──────── Information supplied
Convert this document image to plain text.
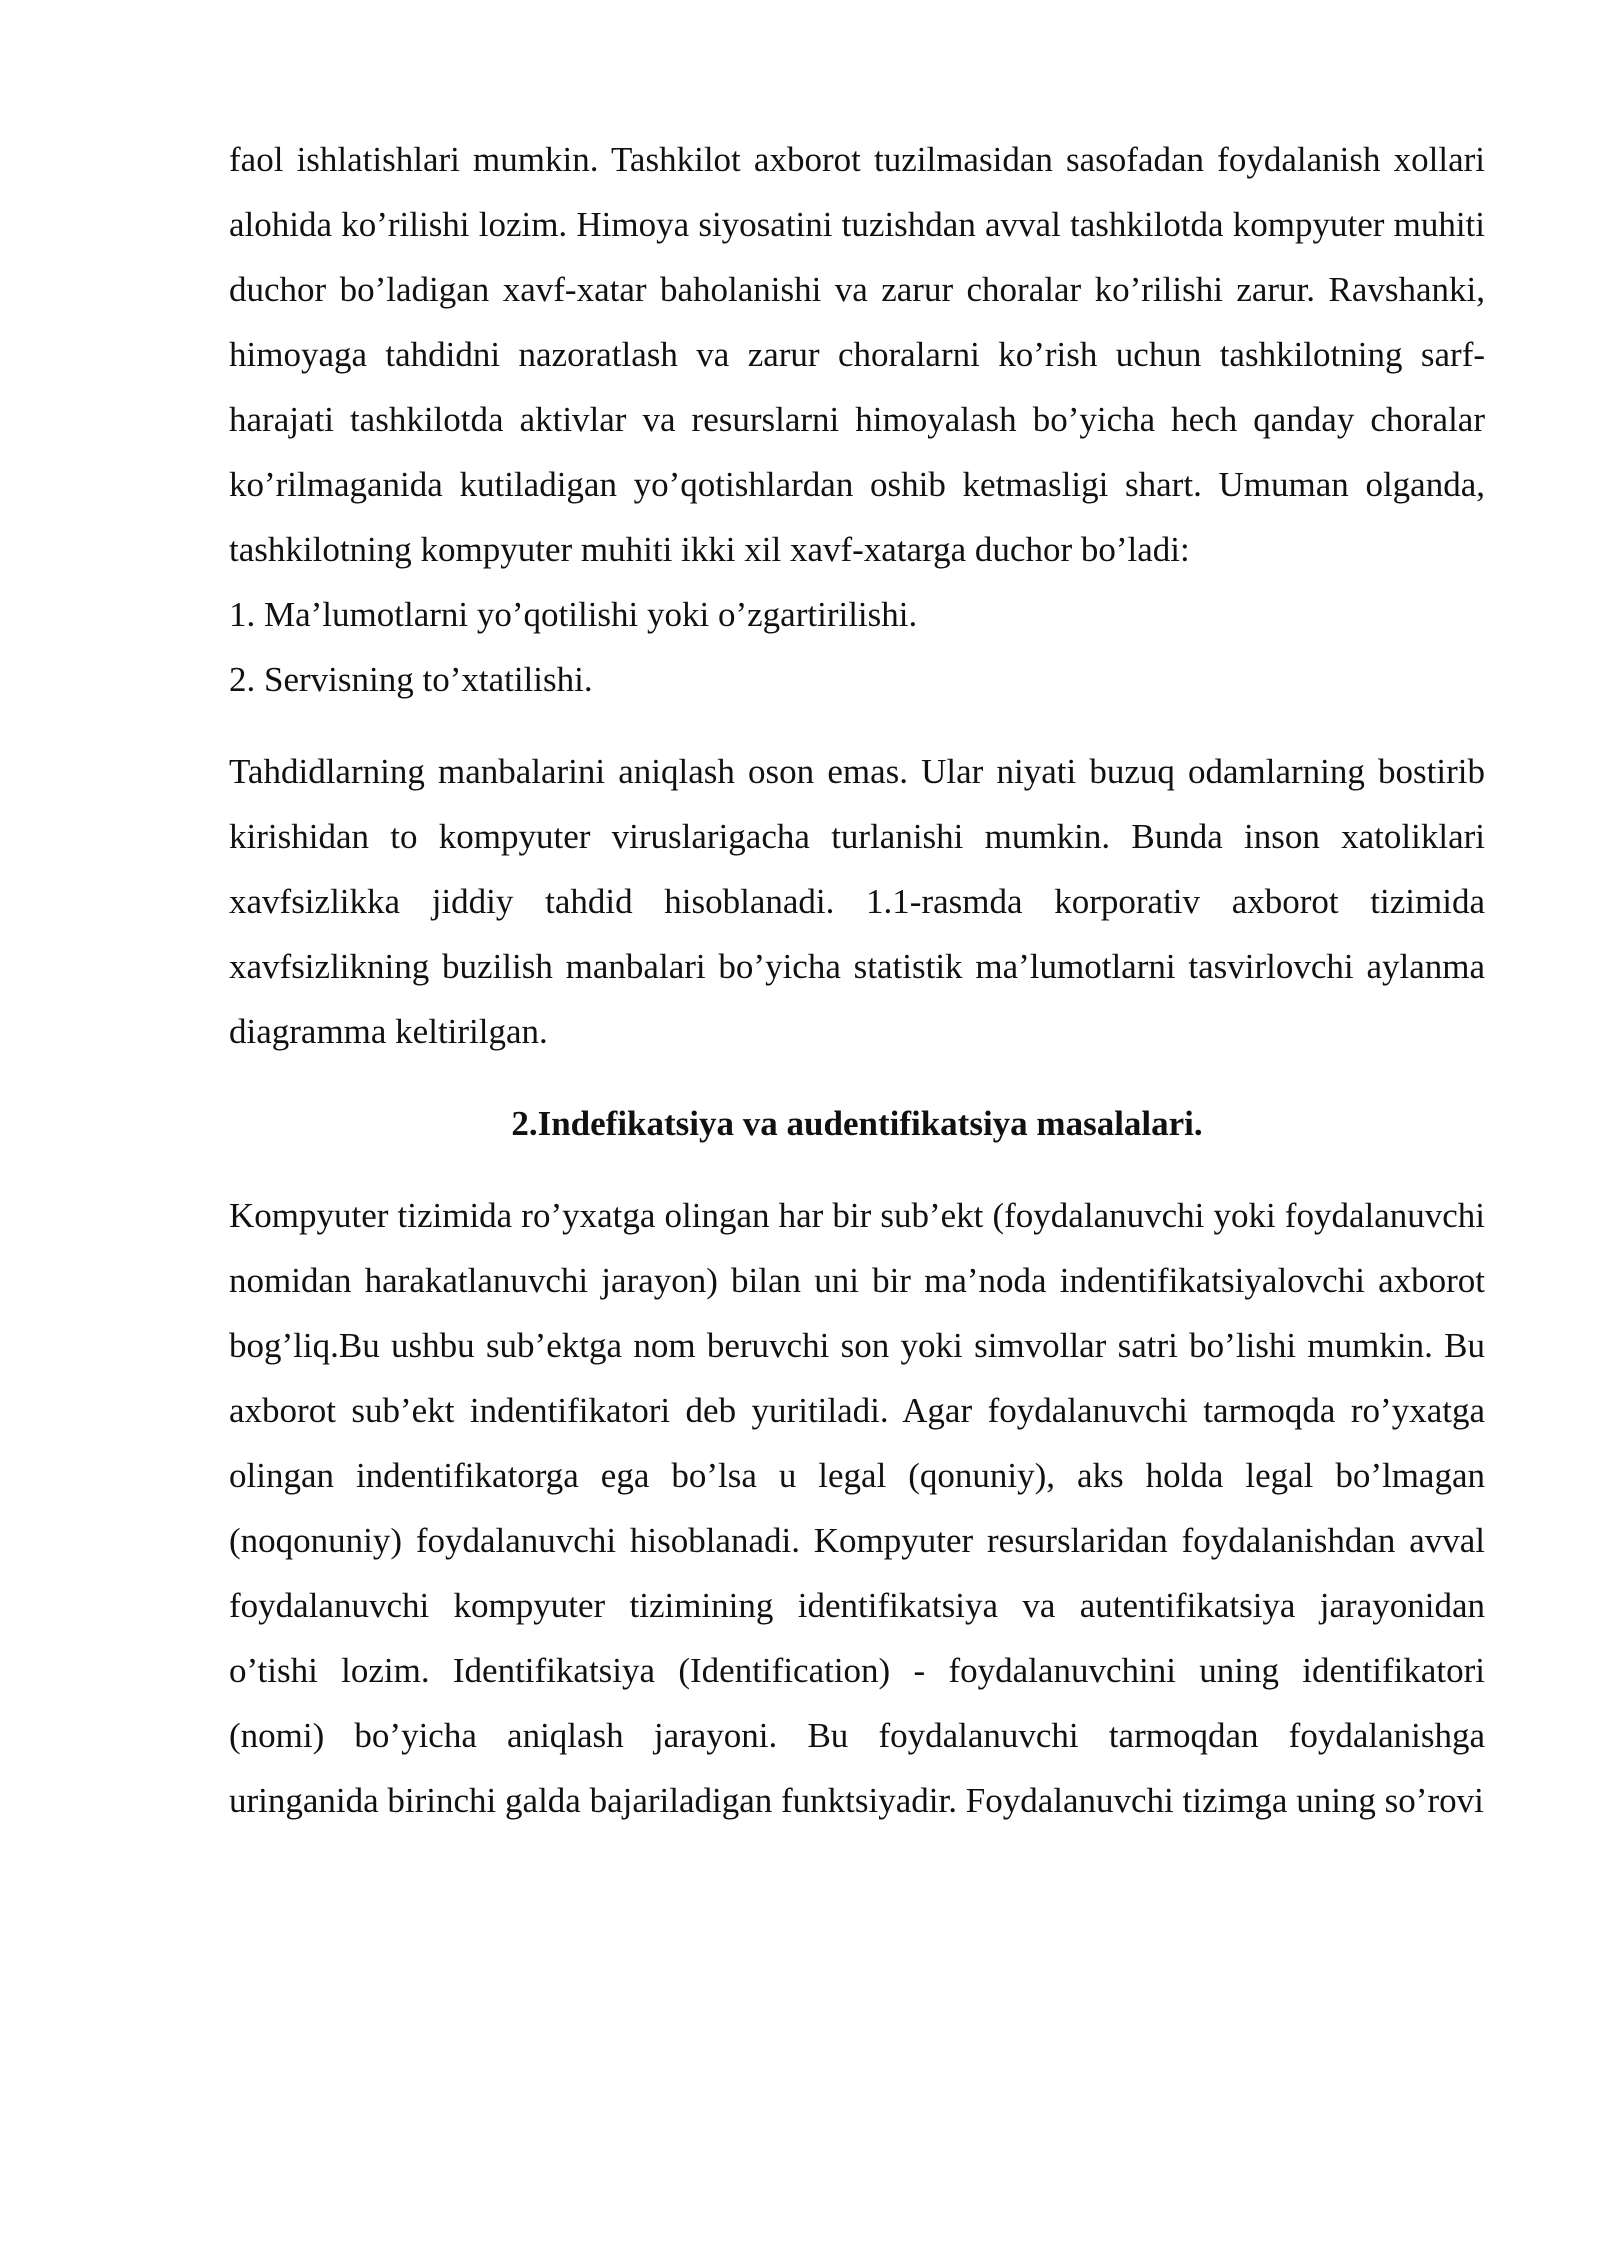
faol ishlatishlari mumkin. Tashkilot axborot tuzilmasidan sasofadan foydalanish xollari alohida ko’rilishi lozim. Himoya siyosatini tuzishdan avval tashkilotda kompyuter muhiti duchor bo’ladigan xavf-xatar baholanishi va zarur choralar ko’rilishi zarur. Ravshanki, himoyaga tahdidni nazoratlash va zarur choralarni ko’rish uchun tashkilotning sarf-harajati tashkilotda aktivlar va resurslarni himoyalash bo’yicha hech qanday choralar ko’rilmaganida kutiladigan yo’qotishlardan oshib ketmasligi shart. Umuman olganda, tashkilotning kompyuter muhiti ikki xil xavf-xatarga duchor bo’ladi:

1. Ma’lumotlarni yo’qotilishi yoki o’zgartirilishi.

2. Servisning to’xtatilishi.

Tahdidlarning manbalarini aniqlash oson emas. Ular niyati buzuq odamlarning bostirib kirishidan to kompyuter viruslarigacha turlanishi mumkin. Bunda inson xatoliklari xavfsizlikka jiddiy tahdid hisoblanadi. 1.1-rasmda korporativ axborot tizimida xavfsizlikning buzilish manbalari bo’yicha statistik ma’lumotlarni tasvirlovchi aylanma diagramma keltirilgan.

2.Indefikatsiya va audentifikatsiya masalalari.

Kompyuter tizimida ro’yxatga olingan har bir sub’ekt (foydalanuvchi yoki foydalanuvchi nomidan harakatlanuvchi jarayon) bilan uni bir ma’noda indentifikatsiyalovchi axborot bog’liq.Bu ushbu sub’ektga nom beruvchi son yoki simvollar satri bo’lishi mumkin. Bu axborot sub’ekt indentifikatori deb yuritiladi. Agar foydalanuvchi tarmoqda ro’yxatga olingan indentifikatorga ega bo’lsa u legal (qonuniy), aks holda legal bo’lmagan (noqonuniy) foydalanuvchi hisoblanadi. Kompyuter resurslaridan foydalanishdan avval foydalanuvchi kompyuter tizimining identifikatsiya va autentifikatsiya jarayonidan o’tishi lozim. Identifikatsiya (Identification) - foydalanuvchini uning identifikatori (nomi) bo’yicha aniqlash jarayoni. Bu foydalanuvchi tarmoqdan foydalanishga uringanida birinchi galda bajariladigan funktsiyadir. Foydalanuvchi tizimga uning so’rovi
────────────────
* [Task to complete]
Copy every record exactly as it appears, apart from any pictures.

* [Your response]
Convert this document image to plain text.
faol ishlatishlari mumkin. Tashkilot axborot tuzilmasidan sasofadan foydalanish xollari alohida ko’rilishi lozim. Himoya siyosatini tuzishdan avval tashkilotda kompyuter muhiti duchor bo’ladigan xavf-xatar baholanishi va zarur choralar ko’rilishi zarur. Ravshanki, himoyaga tahdidni nazoratlash va zarur choralarni ko’rish uchun tashkilotning sarf-harajati tashkilotda aktivlar va resurslarni himoyalash bo’yicha hech qanday choralar ko’rilmaganida kutiladigan yo’qotishlardan oshib ketmasligi shart. Umuman olganda, tashkilotning kompyuter muhiti ikki xil xavf-xatarga duchor bo’ladi:

1. Ma’lumotlarni yo’qotilishi yoki o’zgartirilishi.

2. Servisning to’xtatilishi.

Tahdidlarning manbalarini aniqlash oson emas. Ular niyati buzuq odamlarning bostirib kirishidan to kompyuter viruslarigacha turlanishi mumkin. Bunda inson xatoliklari xavfsizlikka jiddiy tahdid hisoblanadi. 1.1-rasmda korporativ axborot tizimida xavfsizlikning buzilish manbalari bo’yicha statistik ma’lumotlarni tasvirlovchi aylanma diagramma keltirilgan.

2.Indefikatsiya va audentifikatsiya masalalari.

Kompyuter tizimida ro’yxatga olingan har bir sub’ekt (foydalanuvchi yoki foydalanuvchi nomidan harakatlanuvchi jarayon) bilan uni bir ma’noda indentifikatsiyalovchi axborot bog’liq.Bu ushbu sub’ektga nom beruvchi son yoki simvollar satri bo’lishi mumkin. Bu axborot sub’ekt indentifikatori deb yuritiladi. Agar foydalanuvchi tarmoqda ro’yxatga olingan indentifikatorga ega bo’lsa u legal (qonuniy), aks holda legal bo’lmagan (noqonuniy) foydalanuvchi hisoblanadi. Kompyuter resurslaridan foydalanishdan avval foydalanuvchi kompyuter tizimining identifikatsiya va autentifikatsiya jarayonidan o’tishi lozim. Identifikatsiya (Identification) - foydalanuvchini uning identifikatori (nomi) bo’yicha aniqlash jarayoni. Bu foydalanuvchi tarmoqdan foydalanishga uringanida birinchi galda bajariladigan funktsiyadir. Foydalanuvchi tizimga uning so’rovi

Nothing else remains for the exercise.